_Exercise prompt_
Every entry below must be repeated exactly; skip the pictures.

* begin *

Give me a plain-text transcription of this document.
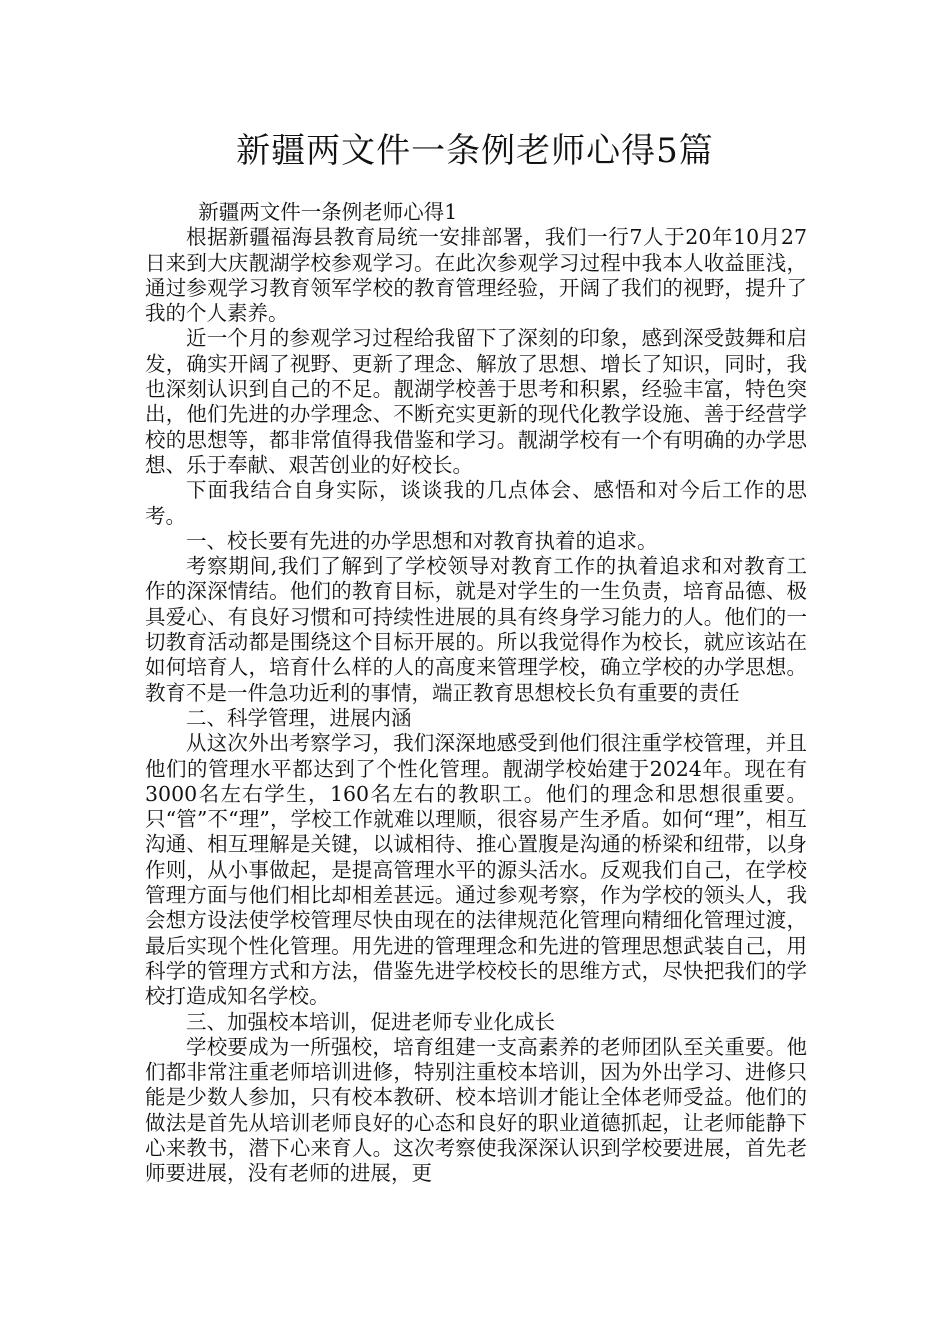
新疆两文件一条例老师心得5篇

新疆两文件一条例老师心得1

根据新疆福海县教育局统一安排部署，我们一行7人于20年10月27日来到大庆靓湖学校参观学习。在此次参观学习过程中我本人收益匪浅，通过参观学习教育领军学校的教育管理经验，开阔了我们的视野，提升了我的个人素养。

近一个月的参观学习过程给我留下了深刻的印象，感到深受鼓舞和启发，确实开阔了视野、更新了理念、解放了思想、增长了知识，同时，我也深刻认识到自己的不足。靓湖学校善于思考和积累，经验丰富，特色突出，他们先进的办学理念、不断充实更新的现代化教学设施、善于经营学校的思想等，都非常值得我借鉴和学习。靓湖学校有一个有明确的办学思想、乐于奉献、艰苦创业的好校长。

下面我结合自身实际，谈谈我的几点体会、感悟和对今后工作的思考。

一、校长要有先进的办学思想和对教育执着的追求。

考察期间,我们了解到了学校领导对教育工作的执着追求和对教育工作的深深情结。他们的教育目标，就是对学生的一生负责，培育品德、极具爱心、有良好习惯和可持续性进展的具有终身学习能力的人。他们的一切教育活动都是围绕这个目标开展的。所以我觉得作为校长，就应该站在如何培育人，培育什么样的人的高度来管理学校，确立学校的办学思想。教育不是一件急功近利的事情，端正教育思想校长负有重要的责任

二、科学管理，进展内涵

从这次外出考察学习，我们深深地感受到他们很注重学校管理，并且他们的管理水平都达到了个性化管理。靓湖学校始建于2024年。现在有3000名左右学生，160名左右的教职工。他们的理念和思想很重要。只“管”不“理”，学校工作就难以理顺，很容易产生矛盾。如何“理”，相互沟通、相互理解是关键，以诚相待、推心置腹是沟通的桥梁和纽带，以身作则，从小事做起，是提高管理水平的源头活水。反观我们自己，在学校管理方面与他们相比却相差甚远。通过参观考察，作为学校的领头人，我会想方设法使学校管理尽快由现在的法律规范化管理向精细化管理过渡，最后实现个性化管理。用先进的管理理念和先进的管理思想武装自己，用科学的管理方式和方法，借鉴先进学校校长的思维方式，尽快把我们的学校打造成知名学校。

三、加强校本培训，促进老师专业化成长

学校要成为一所强校，培育组建一支高素养的老师团队至关重要。他们都非常注重老师培训进修，特别注重校本培训，因为外出学习、进修只能是少数人参加，只有校本教研、校本培训才能让全体老师受益。他们的做法是首先从培训老师良好的心态和良好的职业道德抓起，让老师能静下心来教书，潜下心来育人。这次考察使我深深认识到学校要进展，首先老师要进展，没有老师的进展，更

* end *

_Task output_
Give me a plain-text transcription of this document.
新疆两文件一条例老师心得5篇

新疆两文件一条例老师心得1

根据新疆福海县教育局统一安排部署，我们一行7人于20年10月27日来到大庆靓湖学校参观学习。在此次参观学习过程中我本人收益匪浅，通过参观学习教育领军学校的教育管理经验，开阔了我们的视野，提升了我的个人素养。

近一个月的参观学习过程给我留下了深刻的印象，感到深受鼓舞和启发，确实开阔了视野、更新了理念、解放了思想、增长了知识，同时，我也深刻认识到自己的不足。靓湖学校善于思考和积累，经验丰富，特色突出，他们先进的办学理念、不断充实更新的现代化教学设施、善于经营学校的思想等，都非常值得我借鉴和学习。靓湖学校有一个有明确的办学思想、乐于奉献、艰苦创业的好校长。

下面我结合自身实际，谈谈我的几点体会、感悟和对今后工作的思考。

一、校长要有先进的办学思想和对教育执着的追求。

考察期间,我们了解到了学校领导对教育工作的执着追求和对教育工作的深深情结。他们的教育目标，就是对学生的一生负责，培育品德、极具爱心、有良好习惯和可持续性进展的具有终身学习能力的人。他们的一切教育活动都是围绕这个目标开展的。所以我觉得作为校长，就应该站在如何培育人，培育什么样的人的高度来管理学校，确立学校的办学思想。教育不是一件急功近利的事情，端正教育思想校长负有重要的责任

二、科学管理，进展内涵

从这次外出考察学习，我们深深地感受到他们很注重学校管理，并且他们的管理水平都达到了个性化管理。靓湖学校始建于2024年。现在有3000名左右学生，160名左右的教职工。他们的理念和思想很重要。只“管”不“理”，学校工作就难以理顺，很容易产生矛盾。如何“理”，相互沟通、相互理解是关键，以诚相待、推心置腹是沟通的桥梁和纽带，以身作则，从小事做起，是提高管理水平的源头活水。反观我们自己，在学校管理方面与他们相比却相差甚远。通过参观考察，作为学校的领头人，我会想方设法使学校管理尽快由现在的法律规范化管理向精细化管理过渡，最后实现个性化管理。用先进的管理理念和先进的管理思想武装自己，用科学的管理方式和方法，借鉴先进学校校长的思维方式，尽快把我们的学校打造成知名学校。

三、加强校本培训，促进老师专业化成长

学校要成为一所强校，培育组建一支高素养的老师团队至关重要。他们都非常注重老师培训进修，特别注重校本培训，因为外出学习、进修只能是少数人参加，只有校本教研、校本培训才能让全体老师受益。他们的做法是首先从培训老师良好的心态和良好的职业道德抓起，让老师能静下心来教书，潜下心来育人。这次考察使我深深认识到学校要进展，首先老师要进展，没有老师的进展，更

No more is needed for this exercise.